__GIVEN TASK__.
Search the data below for the word "libras" and copy each line that holds it.

* BEGIN RECORD SET *

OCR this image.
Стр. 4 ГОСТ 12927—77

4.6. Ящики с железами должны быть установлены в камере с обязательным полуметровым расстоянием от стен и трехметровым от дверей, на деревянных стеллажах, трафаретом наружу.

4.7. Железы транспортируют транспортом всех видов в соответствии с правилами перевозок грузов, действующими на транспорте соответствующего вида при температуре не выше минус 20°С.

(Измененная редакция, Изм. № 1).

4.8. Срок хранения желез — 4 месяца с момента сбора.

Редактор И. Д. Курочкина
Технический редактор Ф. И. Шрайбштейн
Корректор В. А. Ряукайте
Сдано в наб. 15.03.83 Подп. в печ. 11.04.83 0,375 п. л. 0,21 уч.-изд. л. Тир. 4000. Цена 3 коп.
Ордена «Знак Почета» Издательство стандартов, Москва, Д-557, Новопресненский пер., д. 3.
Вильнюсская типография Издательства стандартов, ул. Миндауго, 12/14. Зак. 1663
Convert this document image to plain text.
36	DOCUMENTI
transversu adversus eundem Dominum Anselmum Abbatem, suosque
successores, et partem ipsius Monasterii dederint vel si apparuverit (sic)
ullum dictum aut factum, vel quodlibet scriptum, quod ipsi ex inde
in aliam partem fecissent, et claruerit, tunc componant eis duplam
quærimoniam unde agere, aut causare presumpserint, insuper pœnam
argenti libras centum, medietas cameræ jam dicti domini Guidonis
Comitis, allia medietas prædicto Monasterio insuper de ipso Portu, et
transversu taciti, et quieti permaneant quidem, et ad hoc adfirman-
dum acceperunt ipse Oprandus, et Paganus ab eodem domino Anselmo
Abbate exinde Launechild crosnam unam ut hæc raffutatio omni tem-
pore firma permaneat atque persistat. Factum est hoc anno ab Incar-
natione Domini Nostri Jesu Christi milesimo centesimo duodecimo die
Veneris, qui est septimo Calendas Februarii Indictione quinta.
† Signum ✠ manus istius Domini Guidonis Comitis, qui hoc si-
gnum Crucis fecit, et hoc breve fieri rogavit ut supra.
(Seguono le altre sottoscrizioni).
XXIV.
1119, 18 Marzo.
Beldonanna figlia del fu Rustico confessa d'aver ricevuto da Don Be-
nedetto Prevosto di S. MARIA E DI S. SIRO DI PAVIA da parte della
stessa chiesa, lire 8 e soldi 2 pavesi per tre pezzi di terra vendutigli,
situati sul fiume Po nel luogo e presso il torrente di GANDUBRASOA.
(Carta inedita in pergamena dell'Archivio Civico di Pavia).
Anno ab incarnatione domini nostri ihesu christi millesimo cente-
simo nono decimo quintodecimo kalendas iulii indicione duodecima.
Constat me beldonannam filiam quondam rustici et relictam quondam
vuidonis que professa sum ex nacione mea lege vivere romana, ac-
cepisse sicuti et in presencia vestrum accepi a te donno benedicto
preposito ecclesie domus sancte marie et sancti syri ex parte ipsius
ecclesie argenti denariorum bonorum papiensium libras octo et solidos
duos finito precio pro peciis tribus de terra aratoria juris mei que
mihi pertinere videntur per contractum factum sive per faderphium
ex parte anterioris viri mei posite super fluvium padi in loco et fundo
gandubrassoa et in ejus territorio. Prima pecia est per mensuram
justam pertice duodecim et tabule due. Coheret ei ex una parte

* END RECORD SET *

__TASK ANSWER__.
argenti libras centum, medietas cameræ jam dicti domini Guidonis
ecclesie argenti denariorum bonorum papiensium libras octo et solidos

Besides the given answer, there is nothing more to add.